** START OF EXERCISE INPUTS **
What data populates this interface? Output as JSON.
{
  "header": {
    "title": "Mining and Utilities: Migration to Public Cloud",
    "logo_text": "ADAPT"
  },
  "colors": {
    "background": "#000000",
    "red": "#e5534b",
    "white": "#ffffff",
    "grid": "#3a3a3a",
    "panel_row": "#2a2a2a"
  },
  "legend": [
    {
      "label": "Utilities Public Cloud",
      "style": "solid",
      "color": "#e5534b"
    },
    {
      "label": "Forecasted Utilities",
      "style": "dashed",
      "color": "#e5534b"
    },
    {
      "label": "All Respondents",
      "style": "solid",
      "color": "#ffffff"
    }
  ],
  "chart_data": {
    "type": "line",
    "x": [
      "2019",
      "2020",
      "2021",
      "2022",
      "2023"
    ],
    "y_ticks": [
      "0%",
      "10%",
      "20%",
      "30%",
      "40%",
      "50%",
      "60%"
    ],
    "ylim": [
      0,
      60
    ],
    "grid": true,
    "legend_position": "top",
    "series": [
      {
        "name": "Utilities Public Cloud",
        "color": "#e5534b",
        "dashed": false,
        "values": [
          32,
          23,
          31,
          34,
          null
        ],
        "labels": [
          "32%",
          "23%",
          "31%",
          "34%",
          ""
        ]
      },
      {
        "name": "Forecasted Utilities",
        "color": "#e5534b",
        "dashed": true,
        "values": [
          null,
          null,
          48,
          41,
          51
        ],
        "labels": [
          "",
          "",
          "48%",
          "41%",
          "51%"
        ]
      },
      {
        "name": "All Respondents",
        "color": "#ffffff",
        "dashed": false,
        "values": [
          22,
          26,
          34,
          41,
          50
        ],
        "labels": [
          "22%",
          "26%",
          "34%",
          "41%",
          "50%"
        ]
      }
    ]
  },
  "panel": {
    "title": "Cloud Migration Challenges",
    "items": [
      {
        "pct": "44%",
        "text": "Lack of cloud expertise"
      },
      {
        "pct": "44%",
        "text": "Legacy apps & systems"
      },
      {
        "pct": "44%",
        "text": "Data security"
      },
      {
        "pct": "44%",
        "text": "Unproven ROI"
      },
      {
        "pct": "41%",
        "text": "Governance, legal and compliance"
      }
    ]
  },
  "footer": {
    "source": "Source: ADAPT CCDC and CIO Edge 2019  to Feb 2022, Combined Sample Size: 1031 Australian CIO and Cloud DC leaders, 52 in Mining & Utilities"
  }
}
** END OF EXERCISE INPUTS **
Show the data once more, exactly as it was written.

* _THE COMPLETED TASK_:
What data populates this interface? Output as JSON.
{
  "header": {
    "title": "Mining and Utilities: Migration to Public Cloud",
    "logo_text": "ADAPT"
  },
  "colors": {
    "background": "#000000",
    "red": "#e5534b",
    "white": "#ffffff",
    "grid": "#3a3a3a",
    "panel_row": "#2a2a2a"
  },
  "legend": [
    {
      "label": "Utilities Public Cloud",
      "style": "solid",
      "color": "#e5534b"
    },
    {
      "label": "Forecasted Utilities",
      "style": "dashed",
      "color": "#e5534b"
    },
    {
      "label": "All Respondents",
      "style": "solid",
      "color": "#ffffff"
    }
  ],
  "chart_data": {
    "type": "line",
    "x": [
      "2019",
      "2020",
      "2021",
      "2022",
      "2023"
    ],
    "y_ticks": [
      "0%",
      "10%",
      "20%",
      "30%",
      "40%",
      "50%",
      "60%"
    ],
    "ylim": [
      0,
      60
    ],
    "grid": true,
    "legend_position": "top",
    "series": [
      {
        "name": "Utilities Public Cloud",
        "color": "#e5534b",
        "dashed": false,
        "values": [
          32,
          23,
          31,
          34,
          null
        ],
        "labels": [
          "32%",
          "23%",
          "31%",
          "34%",
          ""
        ]
      },
      {
        "name": "Forecasted Utilities",
        "color": "#e5534b",
        "dashed": true,
        "values": [
          null,
          null,
          48,
          41,
          51
        ],
        "labels": [
          "",
          "",
          "48%",
          "41%",
          "51%"
        ]
      },
      {
        "name": "All Respondents",
        "color": "#ffffff",
        "dashed": false,
        "values": [
          22,
          26,
          34,
          41,
          50
        ],
        "labels": [
          "22%",
          "26%",
          "34%",
          "41%",
          "50%"
        ]
      }
    ]
  },
  "panel": {
    "title": "Cloud Migration Challenges",
    "items": [
      {
        "pct": "44%",
        "text": "Lack of cloud expertise"
      },
      {
        "pct": "44%",
        "text": "Legacy apps & systems"
      },
      {
        "pct": "44%",
        "text": "Data security"
      },
      {
        "pct": "44%",
        "text": "Unproven ROI"
      },
      {
        "pct": "41%",
        "text": "Governance, legal and compliance"
      }
    ]
  },
  "footer": {
    "source": "Source: ADAPT CCDC and CIO Edge 2019  to Feb 2022, Combined Sample Size: 1031 Australian CIO and Cloud DC leaders, 52 in Mining & Utilities"
  }
}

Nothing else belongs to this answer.